**Written task**
Format the items below as a numbered list with blank lines dropped, beginning at the start of the items and ending with the line that contains "icon: open hand xyxy=(1250,235,1408,307)", both ends included.
>> START
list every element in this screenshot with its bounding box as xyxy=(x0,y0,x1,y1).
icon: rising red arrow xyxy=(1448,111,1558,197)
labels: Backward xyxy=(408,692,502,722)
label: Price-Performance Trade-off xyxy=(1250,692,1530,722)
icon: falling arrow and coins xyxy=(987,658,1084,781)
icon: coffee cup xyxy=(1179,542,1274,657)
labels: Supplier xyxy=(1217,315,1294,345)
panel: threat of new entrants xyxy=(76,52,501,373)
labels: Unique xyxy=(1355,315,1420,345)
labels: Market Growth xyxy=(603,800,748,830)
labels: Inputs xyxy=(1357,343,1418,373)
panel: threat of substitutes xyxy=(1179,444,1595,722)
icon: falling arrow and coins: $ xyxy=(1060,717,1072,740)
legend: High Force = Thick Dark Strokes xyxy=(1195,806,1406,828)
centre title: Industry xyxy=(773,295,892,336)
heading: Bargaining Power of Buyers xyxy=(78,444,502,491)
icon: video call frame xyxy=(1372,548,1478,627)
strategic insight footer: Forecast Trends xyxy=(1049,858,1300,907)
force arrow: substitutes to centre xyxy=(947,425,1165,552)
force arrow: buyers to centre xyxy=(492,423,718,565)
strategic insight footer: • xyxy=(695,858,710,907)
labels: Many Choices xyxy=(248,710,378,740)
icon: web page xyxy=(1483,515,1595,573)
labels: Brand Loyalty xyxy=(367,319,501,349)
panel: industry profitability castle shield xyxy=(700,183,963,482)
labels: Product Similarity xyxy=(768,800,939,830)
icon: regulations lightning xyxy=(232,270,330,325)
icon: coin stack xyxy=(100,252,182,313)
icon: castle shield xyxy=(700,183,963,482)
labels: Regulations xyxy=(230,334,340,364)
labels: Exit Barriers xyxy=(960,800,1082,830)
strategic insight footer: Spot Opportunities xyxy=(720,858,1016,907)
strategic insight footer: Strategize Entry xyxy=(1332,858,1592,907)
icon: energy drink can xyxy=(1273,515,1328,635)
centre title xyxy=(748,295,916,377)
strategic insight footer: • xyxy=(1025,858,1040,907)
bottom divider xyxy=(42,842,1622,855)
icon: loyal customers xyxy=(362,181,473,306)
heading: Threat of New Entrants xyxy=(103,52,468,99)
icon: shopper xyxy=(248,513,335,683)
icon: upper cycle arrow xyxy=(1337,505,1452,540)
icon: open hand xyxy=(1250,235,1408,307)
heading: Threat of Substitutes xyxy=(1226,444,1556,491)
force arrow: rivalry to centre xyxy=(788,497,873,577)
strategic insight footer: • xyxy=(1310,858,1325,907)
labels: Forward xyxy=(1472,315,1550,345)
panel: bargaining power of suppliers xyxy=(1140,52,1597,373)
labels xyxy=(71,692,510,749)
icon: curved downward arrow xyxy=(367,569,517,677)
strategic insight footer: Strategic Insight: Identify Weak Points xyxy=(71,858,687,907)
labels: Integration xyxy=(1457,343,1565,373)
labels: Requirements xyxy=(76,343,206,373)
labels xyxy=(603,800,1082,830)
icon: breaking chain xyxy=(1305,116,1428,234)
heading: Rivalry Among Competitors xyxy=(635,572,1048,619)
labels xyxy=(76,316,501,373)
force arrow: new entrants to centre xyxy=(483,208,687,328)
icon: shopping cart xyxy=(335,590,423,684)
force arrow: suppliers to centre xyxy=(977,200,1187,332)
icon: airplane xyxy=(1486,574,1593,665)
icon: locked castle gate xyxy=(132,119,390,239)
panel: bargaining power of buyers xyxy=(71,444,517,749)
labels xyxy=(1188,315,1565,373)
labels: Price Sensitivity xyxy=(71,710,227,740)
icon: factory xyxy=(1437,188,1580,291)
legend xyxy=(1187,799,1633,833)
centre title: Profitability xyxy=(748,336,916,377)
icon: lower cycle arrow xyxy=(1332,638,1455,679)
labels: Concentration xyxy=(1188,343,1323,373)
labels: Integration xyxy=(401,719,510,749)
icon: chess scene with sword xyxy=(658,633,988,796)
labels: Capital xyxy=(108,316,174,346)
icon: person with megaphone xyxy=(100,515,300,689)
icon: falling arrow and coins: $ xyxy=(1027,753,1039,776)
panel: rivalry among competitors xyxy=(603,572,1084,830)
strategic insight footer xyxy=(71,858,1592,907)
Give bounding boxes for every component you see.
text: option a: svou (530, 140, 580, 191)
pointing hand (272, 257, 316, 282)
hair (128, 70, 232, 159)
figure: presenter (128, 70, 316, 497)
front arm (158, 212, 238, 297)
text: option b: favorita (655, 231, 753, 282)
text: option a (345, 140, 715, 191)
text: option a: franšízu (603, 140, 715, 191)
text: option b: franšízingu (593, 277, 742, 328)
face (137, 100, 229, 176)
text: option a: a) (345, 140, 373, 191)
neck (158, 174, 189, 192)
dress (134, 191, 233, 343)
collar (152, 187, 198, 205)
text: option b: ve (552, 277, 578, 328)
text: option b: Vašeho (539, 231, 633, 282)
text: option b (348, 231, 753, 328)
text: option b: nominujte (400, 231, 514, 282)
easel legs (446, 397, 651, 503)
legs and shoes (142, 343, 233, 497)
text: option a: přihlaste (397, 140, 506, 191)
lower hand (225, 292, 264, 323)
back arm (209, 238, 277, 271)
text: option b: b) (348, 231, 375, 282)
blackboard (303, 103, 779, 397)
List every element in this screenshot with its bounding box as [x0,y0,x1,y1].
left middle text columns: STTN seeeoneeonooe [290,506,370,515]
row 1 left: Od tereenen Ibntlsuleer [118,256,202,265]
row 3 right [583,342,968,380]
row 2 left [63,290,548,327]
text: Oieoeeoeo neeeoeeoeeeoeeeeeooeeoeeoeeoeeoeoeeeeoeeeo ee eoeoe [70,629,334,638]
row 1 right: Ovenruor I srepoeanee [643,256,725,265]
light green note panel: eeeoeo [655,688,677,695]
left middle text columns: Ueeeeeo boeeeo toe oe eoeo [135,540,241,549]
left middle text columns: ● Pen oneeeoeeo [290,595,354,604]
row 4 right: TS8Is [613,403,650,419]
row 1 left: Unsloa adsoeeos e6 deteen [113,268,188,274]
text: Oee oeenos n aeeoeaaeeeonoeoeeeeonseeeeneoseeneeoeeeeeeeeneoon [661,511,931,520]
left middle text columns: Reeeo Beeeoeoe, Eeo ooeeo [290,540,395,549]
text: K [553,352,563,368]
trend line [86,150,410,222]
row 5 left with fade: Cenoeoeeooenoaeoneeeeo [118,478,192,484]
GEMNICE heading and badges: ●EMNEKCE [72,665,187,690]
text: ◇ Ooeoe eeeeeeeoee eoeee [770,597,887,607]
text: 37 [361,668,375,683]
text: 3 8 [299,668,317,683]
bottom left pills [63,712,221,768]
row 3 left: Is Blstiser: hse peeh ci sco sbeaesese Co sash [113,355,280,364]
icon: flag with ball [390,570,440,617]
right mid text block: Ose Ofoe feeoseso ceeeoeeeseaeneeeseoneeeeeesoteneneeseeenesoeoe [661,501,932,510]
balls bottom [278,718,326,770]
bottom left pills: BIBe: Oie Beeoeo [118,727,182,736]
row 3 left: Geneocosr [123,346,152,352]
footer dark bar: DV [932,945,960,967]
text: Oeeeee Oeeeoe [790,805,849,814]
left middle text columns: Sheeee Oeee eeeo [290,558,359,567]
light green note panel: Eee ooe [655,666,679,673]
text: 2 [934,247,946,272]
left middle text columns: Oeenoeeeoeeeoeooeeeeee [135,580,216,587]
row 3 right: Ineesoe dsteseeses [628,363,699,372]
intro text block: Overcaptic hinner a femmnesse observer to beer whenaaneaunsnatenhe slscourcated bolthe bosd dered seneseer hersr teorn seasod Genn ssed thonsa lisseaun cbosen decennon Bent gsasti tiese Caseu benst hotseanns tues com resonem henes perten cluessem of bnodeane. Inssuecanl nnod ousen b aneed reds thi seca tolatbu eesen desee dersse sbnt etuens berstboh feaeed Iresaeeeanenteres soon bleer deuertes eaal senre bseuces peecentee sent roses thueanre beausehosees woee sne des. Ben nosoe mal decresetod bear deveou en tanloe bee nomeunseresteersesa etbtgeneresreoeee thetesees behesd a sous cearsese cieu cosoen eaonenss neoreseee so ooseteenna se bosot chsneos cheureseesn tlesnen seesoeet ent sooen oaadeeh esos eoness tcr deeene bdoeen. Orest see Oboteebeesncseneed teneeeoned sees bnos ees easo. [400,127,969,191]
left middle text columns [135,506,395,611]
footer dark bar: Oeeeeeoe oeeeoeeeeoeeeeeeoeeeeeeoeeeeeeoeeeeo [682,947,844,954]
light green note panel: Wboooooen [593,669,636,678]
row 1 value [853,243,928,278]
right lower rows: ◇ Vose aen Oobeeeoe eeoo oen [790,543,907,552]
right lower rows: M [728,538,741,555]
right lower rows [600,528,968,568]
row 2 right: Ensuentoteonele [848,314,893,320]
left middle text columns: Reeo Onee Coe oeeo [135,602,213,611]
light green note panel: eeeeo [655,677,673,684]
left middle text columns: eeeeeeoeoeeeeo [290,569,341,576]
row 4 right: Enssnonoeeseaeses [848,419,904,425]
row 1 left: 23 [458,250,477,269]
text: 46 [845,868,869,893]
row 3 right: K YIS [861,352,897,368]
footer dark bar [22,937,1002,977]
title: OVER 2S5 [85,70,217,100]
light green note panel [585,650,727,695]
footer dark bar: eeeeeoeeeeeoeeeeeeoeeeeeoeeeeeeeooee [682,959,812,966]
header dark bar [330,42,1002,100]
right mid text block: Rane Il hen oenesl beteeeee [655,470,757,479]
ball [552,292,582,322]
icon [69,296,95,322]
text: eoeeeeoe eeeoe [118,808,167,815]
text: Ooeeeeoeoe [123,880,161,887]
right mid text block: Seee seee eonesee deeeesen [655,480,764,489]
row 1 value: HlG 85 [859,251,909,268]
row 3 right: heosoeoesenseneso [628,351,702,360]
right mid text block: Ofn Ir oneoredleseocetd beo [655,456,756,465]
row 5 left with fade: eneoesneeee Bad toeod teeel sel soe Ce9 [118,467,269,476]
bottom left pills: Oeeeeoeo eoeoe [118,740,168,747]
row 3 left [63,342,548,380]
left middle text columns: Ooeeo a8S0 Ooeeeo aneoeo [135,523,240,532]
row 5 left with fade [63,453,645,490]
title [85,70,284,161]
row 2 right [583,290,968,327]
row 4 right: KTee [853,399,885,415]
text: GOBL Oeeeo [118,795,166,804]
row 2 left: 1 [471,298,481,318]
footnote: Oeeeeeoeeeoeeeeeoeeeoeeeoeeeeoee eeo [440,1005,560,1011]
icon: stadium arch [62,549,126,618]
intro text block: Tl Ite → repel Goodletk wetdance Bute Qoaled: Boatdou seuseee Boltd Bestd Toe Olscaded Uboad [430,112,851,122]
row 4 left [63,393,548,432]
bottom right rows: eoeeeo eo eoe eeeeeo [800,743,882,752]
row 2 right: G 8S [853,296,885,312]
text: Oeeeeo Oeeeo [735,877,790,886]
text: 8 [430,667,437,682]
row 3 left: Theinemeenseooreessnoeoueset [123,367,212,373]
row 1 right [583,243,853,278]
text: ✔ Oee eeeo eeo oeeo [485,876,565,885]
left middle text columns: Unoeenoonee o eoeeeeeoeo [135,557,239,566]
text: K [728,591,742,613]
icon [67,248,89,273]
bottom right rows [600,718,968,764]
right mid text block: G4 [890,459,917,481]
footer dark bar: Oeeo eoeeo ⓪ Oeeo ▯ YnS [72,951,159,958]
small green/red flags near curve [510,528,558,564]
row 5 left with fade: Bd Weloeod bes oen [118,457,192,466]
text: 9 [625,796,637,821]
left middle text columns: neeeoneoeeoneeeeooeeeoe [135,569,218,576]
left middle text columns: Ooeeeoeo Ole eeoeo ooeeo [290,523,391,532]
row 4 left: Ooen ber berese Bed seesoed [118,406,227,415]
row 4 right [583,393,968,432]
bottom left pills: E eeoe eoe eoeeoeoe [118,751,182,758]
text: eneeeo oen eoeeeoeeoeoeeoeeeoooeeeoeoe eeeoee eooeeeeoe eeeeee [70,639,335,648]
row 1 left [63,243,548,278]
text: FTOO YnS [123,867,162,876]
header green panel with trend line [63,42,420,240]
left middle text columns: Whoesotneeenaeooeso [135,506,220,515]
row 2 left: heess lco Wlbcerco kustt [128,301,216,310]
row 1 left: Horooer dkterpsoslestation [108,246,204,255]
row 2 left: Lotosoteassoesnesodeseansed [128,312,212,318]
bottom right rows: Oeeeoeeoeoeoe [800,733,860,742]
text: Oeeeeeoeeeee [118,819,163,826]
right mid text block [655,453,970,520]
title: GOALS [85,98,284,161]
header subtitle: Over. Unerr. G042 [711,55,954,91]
>> END
**The completed task**
1. list every element in this screenshot with its bounding box as xyxy=(x0,y0,x1,y1).
2. icon: rising red arrow xyxy=(1448,111,1558,197)
3. labels: Backward xyxy=(408,692,502,722)
4. label: Price-Performance Trade-off xyxy=(1250,692,1530,722)
5. icon: falling arrow and coins xyxy=(987,658,1084,781)
6. icon: coffee cup xyxy=(1179,542,1274,657)
7. labels: Supplier xyxy=(1217,315,1294,345)
8. panel: threat of new entrants xyxy=(76,52,501,373)
9. labels: Unique xyxy=(1355,315,1420,345)
10. labels: Market Growth xyxy=(603,800,748,830)
11. labels: Inputs xyxy=(1357,343,1418,373)
12. panel: threat of substitutes xyxy=(1179,444,1595,722)
13. icon: falling arrow and coins: $ xyxy=(1060,717,1072,740)
14. legend: High Force = Thick Dark Strokes xyxy=(1195,806,1406,828)
15. centre title: Industry xyxy=(773,295,892,336)
16. heading: Bargaining Power of Buyers xyxy=(78,444,502,491)
17. icon: video call frame xyxy=(1372,548,1478,627)
18. strategic insight footer: Forecast Trends xyxy=(1049,858,1300,907)
19. force arrow: substitutes to centre xyxy=(947,425,1165,552)
20. force arrow: buyers to centre xyxy=(492,423,718,565)
21. strategic insight footer: • xyxy=(695,858,710,907)
22. labels: Many Choices xyxy=(248,710,378,740)
23. icon: web page xyxy=(1483,515,1595,573)
24. labels: Brand Loyalty xyxy=(367,319,501,349)
25. panel: industry profitability castle shield xyxy=(700,183,963,482)
26. labels: Product Similarity xyxy=(768,800,939,830)
27. icon: regulations lightning xyxy=(232,270,330,325)
28. icon: coin stack xyxy=(100,252,182,313)
29. icon: castle shield xyxy=(700,183,963,482)
30. labels: Regulations xyxy=(230,334,340,364)
31. labels: Exit Barriers xyxy=(960,800,1082,830)
32. strategic insight footer: Spot Opportunities xyxy=(720,858,1016,907)
33. strategic insight footer: Strategize Entry xyxy=(1332,858,1592,907)
34. icon: energy drink can xyxy=(1273,515,1328,635)
35. centre title xyxy=(748,295,916,377)
36. strategic insight footer: • xyxy=(1025,858,1040,907)
37. bottom divider xyxy=(42,842,1622,855)
38. icon: loyal customers xyxy=(362,181,473,306)
39. heading: Threat of New Entrants xyxy=(103,52,468,99)
40. icon: shopper xyxy=(248,513,335,683)
41. icon: upper cycle arrow xyxy=(1337,505,1452,540)
42. icon: open hand xyxy=(1250,235,1408,307)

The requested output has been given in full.